----- INFORMATION PROVIDED -----

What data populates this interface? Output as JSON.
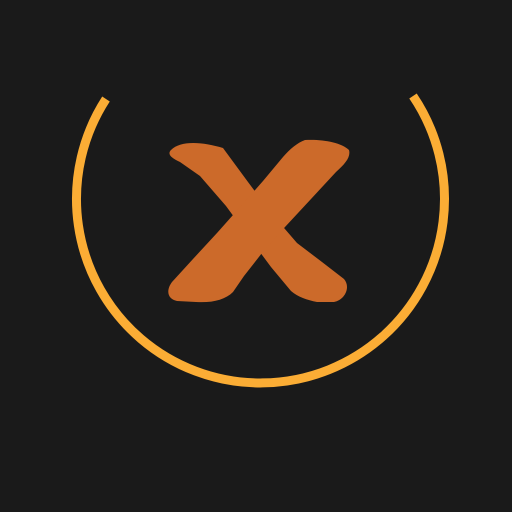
{
  "app_icon": {
    "icons": [
      "power-arc-icon",
      "x-mark-icon"
    ],
    "colors": {
      "background": "#1a1a1a",
      "ring": "#fbad35",
      "x_mark": "#cc6a2a"
    }
  }
}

-----

Please write out all of the material above without changing a word, and omit any pictures.

What data populates this interface? Output as JSON.
{
  "app_icon": {
    "icons": [
      "power-arc-icon",
      "x-mark-icon"
    ],
    "colors": {
      "background": "#1a1a1a",
      "ring": "#fbad35",
      "x_mark": "#cc6a2a"
    }
  }
}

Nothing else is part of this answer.